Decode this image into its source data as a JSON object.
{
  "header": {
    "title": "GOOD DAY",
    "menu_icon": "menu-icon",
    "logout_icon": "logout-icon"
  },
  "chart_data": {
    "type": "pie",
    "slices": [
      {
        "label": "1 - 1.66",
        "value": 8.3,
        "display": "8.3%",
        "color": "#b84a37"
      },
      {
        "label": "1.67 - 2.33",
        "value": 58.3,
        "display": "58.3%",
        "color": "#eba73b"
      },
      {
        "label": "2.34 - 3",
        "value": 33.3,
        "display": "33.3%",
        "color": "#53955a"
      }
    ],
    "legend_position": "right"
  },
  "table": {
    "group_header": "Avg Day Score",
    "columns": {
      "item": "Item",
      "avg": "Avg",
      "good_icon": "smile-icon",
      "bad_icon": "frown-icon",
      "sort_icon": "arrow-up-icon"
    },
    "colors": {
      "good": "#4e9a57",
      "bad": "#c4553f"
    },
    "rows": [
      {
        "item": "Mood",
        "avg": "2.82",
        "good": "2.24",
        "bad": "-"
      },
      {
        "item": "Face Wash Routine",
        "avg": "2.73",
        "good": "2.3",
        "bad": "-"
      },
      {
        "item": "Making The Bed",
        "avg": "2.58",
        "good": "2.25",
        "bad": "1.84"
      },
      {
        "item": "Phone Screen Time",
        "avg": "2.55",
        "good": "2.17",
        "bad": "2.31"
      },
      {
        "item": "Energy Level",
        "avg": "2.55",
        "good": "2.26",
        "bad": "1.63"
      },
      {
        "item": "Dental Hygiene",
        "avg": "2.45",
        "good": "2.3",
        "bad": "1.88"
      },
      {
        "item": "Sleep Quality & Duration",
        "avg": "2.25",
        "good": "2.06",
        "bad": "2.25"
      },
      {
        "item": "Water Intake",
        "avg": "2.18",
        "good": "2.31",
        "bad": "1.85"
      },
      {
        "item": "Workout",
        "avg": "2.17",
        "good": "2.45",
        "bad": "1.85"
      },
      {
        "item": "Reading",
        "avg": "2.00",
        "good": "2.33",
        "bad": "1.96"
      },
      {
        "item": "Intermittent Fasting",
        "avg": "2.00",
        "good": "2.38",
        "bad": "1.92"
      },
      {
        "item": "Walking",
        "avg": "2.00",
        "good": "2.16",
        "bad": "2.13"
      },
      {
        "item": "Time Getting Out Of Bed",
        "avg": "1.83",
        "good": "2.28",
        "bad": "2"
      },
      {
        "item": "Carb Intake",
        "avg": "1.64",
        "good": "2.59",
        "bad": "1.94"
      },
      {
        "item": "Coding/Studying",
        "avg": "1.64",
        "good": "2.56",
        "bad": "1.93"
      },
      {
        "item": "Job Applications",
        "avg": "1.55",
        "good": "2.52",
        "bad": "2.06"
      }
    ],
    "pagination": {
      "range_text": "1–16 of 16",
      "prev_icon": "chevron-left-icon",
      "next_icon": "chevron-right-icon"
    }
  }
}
☆ ☆ ☆ ☆ ☆ ☆ ☆
## Short task
In the entries above, find each line with the word "right" and show it.

## Correct result
    "legend_position": "right"
      "next_icon": "chevron-right-icon"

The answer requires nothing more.